#### [WHAT TO PRODUCE]
Can you set down every line of each item below, character for character and in the same order?

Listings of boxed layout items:
***
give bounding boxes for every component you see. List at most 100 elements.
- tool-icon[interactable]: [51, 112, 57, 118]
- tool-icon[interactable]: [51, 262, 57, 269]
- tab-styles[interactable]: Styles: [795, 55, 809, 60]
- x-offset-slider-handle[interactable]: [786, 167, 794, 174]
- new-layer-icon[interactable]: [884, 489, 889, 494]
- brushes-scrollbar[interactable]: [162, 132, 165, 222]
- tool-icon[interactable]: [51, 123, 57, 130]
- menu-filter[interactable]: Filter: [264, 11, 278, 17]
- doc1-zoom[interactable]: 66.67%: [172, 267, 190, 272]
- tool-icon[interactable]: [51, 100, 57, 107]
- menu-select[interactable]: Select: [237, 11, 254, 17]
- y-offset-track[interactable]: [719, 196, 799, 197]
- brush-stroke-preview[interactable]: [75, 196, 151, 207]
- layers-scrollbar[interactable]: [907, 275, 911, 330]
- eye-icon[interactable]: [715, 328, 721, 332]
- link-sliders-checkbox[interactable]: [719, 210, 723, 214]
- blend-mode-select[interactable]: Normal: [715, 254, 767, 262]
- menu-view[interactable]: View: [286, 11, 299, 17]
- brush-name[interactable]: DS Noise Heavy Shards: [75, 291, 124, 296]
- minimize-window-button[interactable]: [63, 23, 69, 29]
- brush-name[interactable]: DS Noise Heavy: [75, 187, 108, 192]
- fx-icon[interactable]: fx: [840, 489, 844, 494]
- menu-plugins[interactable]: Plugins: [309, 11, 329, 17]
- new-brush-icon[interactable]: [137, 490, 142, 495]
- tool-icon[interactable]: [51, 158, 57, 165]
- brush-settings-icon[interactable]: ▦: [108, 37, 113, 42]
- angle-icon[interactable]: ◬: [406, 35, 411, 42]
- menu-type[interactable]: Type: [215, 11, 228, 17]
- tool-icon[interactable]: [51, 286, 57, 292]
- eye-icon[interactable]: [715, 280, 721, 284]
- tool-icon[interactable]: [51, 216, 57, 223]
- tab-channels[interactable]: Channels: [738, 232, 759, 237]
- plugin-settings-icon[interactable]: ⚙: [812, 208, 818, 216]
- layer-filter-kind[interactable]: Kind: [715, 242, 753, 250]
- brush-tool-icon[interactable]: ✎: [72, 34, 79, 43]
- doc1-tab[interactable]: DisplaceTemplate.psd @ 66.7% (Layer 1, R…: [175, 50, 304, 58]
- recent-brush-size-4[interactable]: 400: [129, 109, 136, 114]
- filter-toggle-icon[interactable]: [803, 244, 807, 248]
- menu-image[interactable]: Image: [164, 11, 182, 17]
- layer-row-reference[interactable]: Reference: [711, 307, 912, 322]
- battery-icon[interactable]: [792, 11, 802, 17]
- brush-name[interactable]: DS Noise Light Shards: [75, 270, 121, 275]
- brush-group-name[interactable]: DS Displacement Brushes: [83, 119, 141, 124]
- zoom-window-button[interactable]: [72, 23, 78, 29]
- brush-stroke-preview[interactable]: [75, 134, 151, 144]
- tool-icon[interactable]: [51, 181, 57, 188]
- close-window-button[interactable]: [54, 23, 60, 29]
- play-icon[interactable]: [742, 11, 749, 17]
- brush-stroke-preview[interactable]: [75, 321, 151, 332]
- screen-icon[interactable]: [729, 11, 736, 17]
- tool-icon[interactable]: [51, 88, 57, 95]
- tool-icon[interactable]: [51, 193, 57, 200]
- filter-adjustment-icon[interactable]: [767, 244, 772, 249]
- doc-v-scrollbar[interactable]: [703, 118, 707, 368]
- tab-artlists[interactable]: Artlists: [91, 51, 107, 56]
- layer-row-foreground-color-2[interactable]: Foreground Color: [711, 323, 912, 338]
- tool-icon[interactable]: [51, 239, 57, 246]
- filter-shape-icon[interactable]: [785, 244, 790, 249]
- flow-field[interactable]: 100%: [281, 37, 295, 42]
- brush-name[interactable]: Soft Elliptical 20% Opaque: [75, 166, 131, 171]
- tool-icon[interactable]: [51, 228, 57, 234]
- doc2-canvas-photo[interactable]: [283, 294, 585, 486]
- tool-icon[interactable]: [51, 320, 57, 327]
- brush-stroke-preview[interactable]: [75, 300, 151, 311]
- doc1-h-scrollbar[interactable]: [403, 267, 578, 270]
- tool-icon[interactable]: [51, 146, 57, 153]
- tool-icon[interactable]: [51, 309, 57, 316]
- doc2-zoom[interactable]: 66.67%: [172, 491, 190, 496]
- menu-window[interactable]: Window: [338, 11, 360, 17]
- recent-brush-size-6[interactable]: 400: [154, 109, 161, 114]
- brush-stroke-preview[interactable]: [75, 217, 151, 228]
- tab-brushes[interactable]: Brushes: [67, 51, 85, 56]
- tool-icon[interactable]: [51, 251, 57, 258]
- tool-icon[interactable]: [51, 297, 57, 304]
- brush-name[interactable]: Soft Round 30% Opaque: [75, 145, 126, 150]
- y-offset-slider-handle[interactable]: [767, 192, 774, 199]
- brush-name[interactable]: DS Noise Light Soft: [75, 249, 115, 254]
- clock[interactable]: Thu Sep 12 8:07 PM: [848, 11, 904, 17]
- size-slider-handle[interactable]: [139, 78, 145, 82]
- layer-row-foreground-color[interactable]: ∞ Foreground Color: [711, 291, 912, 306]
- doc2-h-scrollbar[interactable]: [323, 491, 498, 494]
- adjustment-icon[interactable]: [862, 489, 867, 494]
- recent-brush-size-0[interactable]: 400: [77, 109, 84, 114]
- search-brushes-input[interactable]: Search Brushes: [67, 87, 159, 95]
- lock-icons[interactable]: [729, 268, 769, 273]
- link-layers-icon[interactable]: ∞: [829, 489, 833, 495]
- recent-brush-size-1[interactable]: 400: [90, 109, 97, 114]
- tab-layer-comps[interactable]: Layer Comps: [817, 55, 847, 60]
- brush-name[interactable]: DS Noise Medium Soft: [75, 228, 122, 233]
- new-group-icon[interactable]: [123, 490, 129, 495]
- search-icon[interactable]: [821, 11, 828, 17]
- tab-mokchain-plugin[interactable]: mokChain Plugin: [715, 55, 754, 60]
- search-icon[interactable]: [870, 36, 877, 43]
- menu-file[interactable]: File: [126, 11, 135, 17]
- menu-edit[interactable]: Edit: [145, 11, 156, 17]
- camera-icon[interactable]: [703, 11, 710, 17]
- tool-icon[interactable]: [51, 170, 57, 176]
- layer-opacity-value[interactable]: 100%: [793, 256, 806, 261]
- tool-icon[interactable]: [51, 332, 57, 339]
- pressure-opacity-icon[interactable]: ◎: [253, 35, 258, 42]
***
#### [TASK OUTPUT]
give bounding boxes for every component you see. List at most 100 elements.
- tool-icon[interactable]: [51, 112, 57, 118]
- tool-icon[interactable]: [51, 262, 57, 269]
- tab-styles[interactable]: Styles: [795, 55, 809, 60]
- x-offset-slider-handle[interactable]: [786, 167, 794, 174]
- new-layer-icon[interactable]: [884, 489, 889, 494]
- brushes-scrollbar[interactable]: [162, 132, 165, 222]
- tool-icon[interactable]: [51, 123, 57, 130]
- menu-filter[interactable]: Filter: [264, 11, 278, 17]
- doc1-zoom[interactable]: 66.67%: [172, 267, 190, 272]
- tool-icon[interactable]: [51, 100, 57, 107]
- menu-select[interactable]: Select: [237, 11, 254, 17]
- y-offset-track[interactable]: [719, 196, 799, 197]
- brush-stroke-preview[interactable]: [75, 196, 151, 207]
- layers-scrollbar[interactable]: [907, 275, 911, 330]
- eye-icon[interactable]: [715, 328, 721, 332]
- link-sliders-checkbox[interactable]: [719, 210, 723, 214]
- blend-mode-select[interactable]: Normal: [715, 254, 767, 262]
- menu-view[interactable]: View: [286, 11, 299, 17]
- brush-name[interactable]: DS Noise Heavy Shards: [75, 291, 124, 296]
- minimize-window-button[interactable]: [63, 23, 69, 29]
- brush-name[interactable]: DS Noise Heavy: [75, 187, 108, 192]
- fx-icon[interactable]: fx: [840, 489, 844, 494]
- menu-plugins[interactable]: Plugins: [309, 11, 329, 17]
- new-brush-icon[interactable]: [137, 490, 142, 495]
- tool-icon[interactable]: [51, 158, 57, 165]
- brush-settings-icon[interactable]: ▦: [108, 37, 113, 42]
- angle-icon[interactable]: ◬: [406, 35, 411, 42]
- menu-type[interactable]: Type: [215, 11, 228, 17]
- tool-icon[interactable]: [51, 286, 57, 292]
- eye-icon[interactable]: [715, 280, 721, 284]
- tool-icon[interactable]: [51, 216, 57, 223]
- tab-channels[interactable]: Channels: [738, 232, 759, 237]
- plugin-settings-icon[interactable]: ⚙: [812, 208, 818, 216]
- layer-filter-kind[interactable]: Kind: [715, 242, 753, 250]
- brush-tool-icon[interactable]: ✎: [72, 34, 79, 43]
- doc1-tab[interactable]: DisplaceTemplate.psd @ 66.7% (Layer 1, R…: [175, 50, 304, 58]
- recent-brush-size-4[interactable]: 400: [129, 109, 136, 114]
- filter-toggle-icon[interactable]: [803, 244, 807, 248]
- menu-image[interactable]: Image: [164, 11, 182, 17]
- layer-row-reference[interactable]: Reference: [711, 307, 912, 322]
- battery-icon[interactable]: [792, 11, 802, 17]
- brush-name[interactable]: DS Noise Light Shards: [75, 270, 121, 275]
- brush-group-name[interactable]: DS Displacement Brushes: [83, 119, 141, 124]
- zoom-window-button[interactable]: [72, 23, 78, 29]
- brush-stroke-preview[interactable]: [75, 134, 151, 144]
- tool-icon[interactable]: [51, 181, 57, 188]
- close-window-button[interactable]: [54, 23, 60, 29]
- play-icon[interactable]: [742, 11, 749, 17]
- brush-stroke-preview[interactable]: [75, 321, 151, 332]
- screen-icon[interactable]: [729, 11, 736, 17]
- tool-icon[interactable]: [51, 88, 57, 95]
- tool-icon[interactable]: [51, 193, 57, 200]
- filter-adjustment-icon[interactable]: [767, 244, 772, 249]
- doc-v-scrollbar[interactable]: [703, 118, 707, 368]
- tab-artlists[interactable]: Artlists: [91, 51, 107, 56]
- layer-row-foreground-color-2[interactable]: Foreground Color: [711, 323, 912, 338]
- tool-icon[interactable]: [51, 239, 57, 246]
- filter-shape-icon[interactable]: [785, 244, 790, 249]
- flow-field[interactable]: 100%: [281, 37, 295, 42]
- brush-name[interactable]: Soft Elliptical 20% Opaque: [75, 166, 131, 171]
- tool-icon[interactable]: [51, 228, 57, 234]
- doc2-canvas-photo[interactable]: [283, 294, 585, 486]
- tool-icon[interactable]: [51, 320, 57, 327]
- brush-stroke-preview[interactable]: [75, 300, 151, 311]
- doc1-h-scrollbar[interactable]: [403, 267, 578, 270]
- tool-icon[interactable]: [51, 146, 57, 153]
- tool-icon[interactable]: [51, 309, 57, 316]
- doc2-zoom[interactable]: 66.67%: [172, 491, 190, 496]
- menu-window[interactable]: Window: [338, 11, 360, 17]
- recent-brush-size-6[interactable]: 400: [154, 109, 161, 114]
- brush-stroke-preview[interactable]: [75, 217, 151, 228]
- tab-brushes[interactable]: Brushes: [67, 51, 85, 56]
- tool-icon[interactable]: [51, 251, 57, 258]
- tool-icon[interactable]: [51, 297, 57, 304]
- brush-name[interactable]: Soft Round 30% Opaque: [75, 145, 126, 150]
- y-offset-slider-handle[interactable]: [767, 192, 774, 199]
- brush-name[interactable]: DS Noise Light Soft: [75, 249, 115, 254]
- clock[interactable]: Thu Sep 12 8:07 PM: [848, 11, 904, 17]
- size-slider-handle[interactable]: [139, 78, 145, 82]
- layer-row-foreground-color[interactable]: ∞ Foreground Color: [711, 291, 912, 306]
- doc2-h-scrollbar[interactable]: [323, 491, 498, 494]
- adjustment-icon[interactable]: [862, 489, 867, 494]
- recent-brush-size-0[interactable]: 400: [77, 109, 84, 114]
- search-brushes-input[interactable]: Search Brushes: [67, 87, 159, 95]
- lock-icons[interactable]: [729, 268, 769, 273]
- link-layers-icon[interactable]: ∞: [829, 489, 833, 495]
- recent-brush-size-1[interactable]: 400: [90, 109, 97, 114]
- tab-layer-comps[interactable]: Layer Comps: [817, 55, 847, 60]
- brush-name[interactable]: DS Noise Medium Soft: [75, 228, 122, 233]
- new-group-icon[interactable]: [123, 490, 129, 495]
- search-icon[interactable]: [821, 11, 828, 17]
- tab-mokchain-plugin[interactable]: mokChain Plugin: [715, 55, 754, 60]
- search-icon[interactable]: [870, 36, 877, 43]
- menu-file[interactable]: File: [126, 11, 135, 17]
- menu-edit[interactable]: Edit: [145, 11, 156, 17]
- camera-icon[interactable]: [703, 11, 710, 17]
- tool-icon[interactable]: [51, 170, 57, 176]
- layer-opacity-value[interactable]: 100%: [793, 256, 806, 261]
- tool-icon[interactable]: [51, 332, 57, 339]
- pressure-opacity-icon[interactable]: ◎: [253, 35, 258, 42]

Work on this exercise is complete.